◆ REQUIRED WORK: Repeat all entries exactly.
**** RECORD EXTRACTS
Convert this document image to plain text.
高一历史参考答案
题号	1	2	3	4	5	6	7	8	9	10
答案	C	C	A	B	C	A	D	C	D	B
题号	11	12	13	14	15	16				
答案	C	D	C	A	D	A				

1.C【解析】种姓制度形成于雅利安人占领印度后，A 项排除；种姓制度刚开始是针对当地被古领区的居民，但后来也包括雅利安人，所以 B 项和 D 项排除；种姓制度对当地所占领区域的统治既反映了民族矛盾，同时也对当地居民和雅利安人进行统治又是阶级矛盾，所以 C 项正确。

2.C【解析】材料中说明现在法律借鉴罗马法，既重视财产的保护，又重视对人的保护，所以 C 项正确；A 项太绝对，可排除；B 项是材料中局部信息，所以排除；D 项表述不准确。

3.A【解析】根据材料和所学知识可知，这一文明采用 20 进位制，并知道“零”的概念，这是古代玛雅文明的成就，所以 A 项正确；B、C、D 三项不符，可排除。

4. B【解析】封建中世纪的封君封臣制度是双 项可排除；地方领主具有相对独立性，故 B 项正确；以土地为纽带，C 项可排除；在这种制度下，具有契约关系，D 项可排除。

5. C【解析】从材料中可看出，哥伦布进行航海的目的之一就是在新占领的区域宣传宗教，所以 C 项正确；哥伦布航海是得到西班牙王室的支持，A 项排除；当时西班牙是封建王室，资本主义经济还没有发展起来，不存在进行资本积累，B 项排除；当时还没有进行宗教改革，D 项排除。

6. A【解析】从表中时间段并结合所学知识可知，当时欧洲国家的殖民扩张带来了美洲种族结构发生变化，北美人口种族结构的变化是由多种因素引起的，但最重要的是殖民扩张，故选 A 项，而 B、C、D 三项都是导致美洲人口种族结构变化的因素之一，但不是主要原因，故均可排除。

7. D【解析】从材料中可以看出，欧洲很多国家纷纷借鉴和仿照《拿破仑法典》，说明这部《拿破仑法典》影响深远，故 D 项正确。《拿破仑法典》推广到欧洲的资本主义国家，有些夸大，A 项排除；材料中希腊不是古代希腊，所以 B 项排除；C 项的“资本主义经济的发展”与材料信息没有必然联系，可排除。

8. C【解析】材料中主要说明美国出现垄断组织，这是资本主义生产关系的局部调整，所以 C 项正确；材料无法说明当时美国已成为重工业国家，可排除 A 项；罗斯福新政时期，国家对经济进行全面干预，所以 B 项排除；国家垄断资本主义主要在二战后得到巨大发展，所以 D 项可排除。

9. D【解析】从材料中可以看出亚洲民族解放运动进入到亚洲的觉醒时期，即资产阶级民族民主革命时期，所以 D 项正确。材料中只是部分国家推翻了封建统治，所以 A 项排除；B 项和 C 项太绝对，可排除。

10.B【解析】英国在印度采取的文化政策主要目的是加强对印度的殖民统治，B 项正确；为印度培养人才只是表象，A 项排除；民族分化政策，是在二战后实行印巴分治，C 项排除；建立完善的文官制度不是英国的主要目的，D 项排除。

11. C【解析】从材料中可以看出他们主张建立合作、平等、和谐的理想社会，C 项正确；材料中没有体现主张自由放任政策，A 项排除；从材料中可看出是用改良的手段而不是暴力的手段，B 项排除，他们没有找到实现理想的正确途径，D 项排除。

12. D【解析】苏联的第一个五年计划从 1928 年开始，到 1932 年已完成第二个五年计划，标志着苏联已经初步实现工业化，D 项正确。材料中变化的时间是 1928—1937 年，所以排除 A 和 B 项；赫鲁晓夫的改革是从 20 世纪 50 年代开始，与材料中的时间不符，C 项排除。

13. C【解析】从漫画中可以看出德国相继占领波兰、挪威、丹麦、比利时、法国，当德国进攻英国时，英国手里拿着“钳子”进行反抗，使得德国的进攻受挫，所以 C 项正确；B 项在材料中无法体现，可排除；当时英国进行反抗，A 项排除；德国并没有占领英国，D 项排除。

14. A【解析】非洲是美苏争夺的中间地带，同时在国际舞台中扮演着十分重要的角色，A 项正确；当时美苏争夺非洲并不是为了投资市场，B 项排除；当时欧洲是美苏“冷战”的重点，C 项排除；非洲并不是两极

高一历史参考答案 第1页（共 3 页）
********
◆ OUTPUT OF THE TASK:
Convert this document image to plain text.
高一历史参考答案
题号	1	2	3	4	5	6	7	8	9	10
答案	C	C	A	B	C	A	D	C	D	B
题号	11	12	13	14	15	16				
答案	C	D	C	A	D	A				

1.C【解析】种姓制度形成于雅利安人占领印度后，A 项排除；种姓制度刚开始是针对当地被古领区的居民，但后来也包括雅利安人，所以 B 项和 D 项排除；种姓制度对当地所占领区域的统治既反映了民族矛盾，同时也对当地居民和雅利安人进行统治又是阶级矛盾，所以 C 项正确。

2.C【解析】材料中说明现在法律借鉴罗马法，既重视财产的保护，又重视对人的保护，所以 C 项正确；A 项太绝对，可排除；B 项是材料中局部信息，所以排除；D 项表述不准确。

3.A【解析】根据材料和所学知识可知，这一文明采用 20 进位制，并知道“零”的概念，这是古代玛雅文明的成就，所以 A 项正确；B、C、D 三项不符，可排除。

4. B【解析】封建中世纪的封君封臣制度是双 项可排除；地方领主具有相对独立性，故 B 项正确；以土地为纽带，C 项可排除；在这种制度下，具有契约关系，D 项可排除。

5. C【解析】从材料中可看出，哥伦布进行航海的目的之一就是在新占领的区域宣传宗教，所以 C 项正确；哥伦布航海是得到西班牙王室的支持，A 项排除；当时西班牙是封建王室，资本主义经济还没有发展起来，不存在进行资本积累，B 项排除；当时还没有进行宗教改革，D 项排除。

6. A【解析】从表中时间段并结合所学知识可知，当时欧洲国家的殖民扩张带来了美洲种族结构发生变化，北美人口种族结构的变化是由多种因素引起的，但最重要的是殖民扩张，故选 A 项，而 B、C、D 三项都是导致美洲人口种族结构变化的因素之一，但不是主要原因，故均可排除。

7. D【解析】从材料中可以看出，欧洲很多国家纷纷借鉴和仿照《拿破仑法典》，说明这部《拿破仑法典》影响深远，故 D 项正确。《拿破仑法典》推广到欧洲的资本主义国家，有些夸大，A 项排除；材料中希腊不是古代希腊，所以 B 项排除；C 项的“资本主义经济的发展”与材料信息没有必然联系，可排除。

8. C【解析】材料中主要说明美国出现垄断组织，这是资本主义生产关系的局部调整，所以 C 项正确；材料无法说明当时美国已成为重工业国家，可排除 A 项；罗斯福新政时期，国家对经济进行全面干预，所以 B 项排除；国家垄断资本主义主要在二战后得到巨大发展，所以 D 项可排除。

9. D【解析】从材料中可以看出亚洲民族解放运动进入到亚洲的觉醒时期，即资产阶级民族民主革命时期，所以 D 项正确。材料中只是部分国家推翻了封建统治，所以 A 项排除；B 项和 C 项太绝对，可排除。

10.B【解析】英国在印度采取的文化政策主要目的是加强对印度的殖民统治，B 项正确；为印度培养人才只是表象，A 项排除；民族分化政策，是在二战后实行印巴分治，C 项排除；建立完善的文官制度不是英国的主要目的，D 项排除。

11. C【解析】从材料中可以看出他们主张建立合作、平等、和谐的理想社会，C 项正确；材料中没有体现主张自由放任政策，A 项排除；从材料中可看出是用改良的手段而不是暴力的手段，B 项排除，他们没有找到实现理想的正确途径，D 项排除。

12. D【解析】苏联的第一个五年计划从 1928 年开始，到 1932 年已完成第二个五年计划，标志着苏联已经初步实现工业化，D 项正确。材料中变化的时间是 1928—1937 年，所以排除 A 和 B 项；赫鲁晓夫的改革是从 20 世纪 50 年代开始，与材料中的时间不符，C 项排除。

13. C【解析】从漫画中可以看出德国相继占领波兰、挪威、丹麦、比利时、法国，当德国进攻英国时，英国手里拿着“钳子”进行反抗，使得德国的进攻受挫，所以 C 项正确；B 项在材料中无法体现，可排除；当时英国进行反抗，A 项排除；德国并没有占领英国，D 项排除。

14. A【解析】非洲是美苏争夺的中间地带，同时在国际舞台中扮演着十分重要的角色，A 项正确；当时美苏争夺非洲并不是为了投资市场，B 项排除；当时欧洲是美苏“冷战”的重点，C 项排除；非洲并不是两极

高一历史参考答案 第1页（共 3 页）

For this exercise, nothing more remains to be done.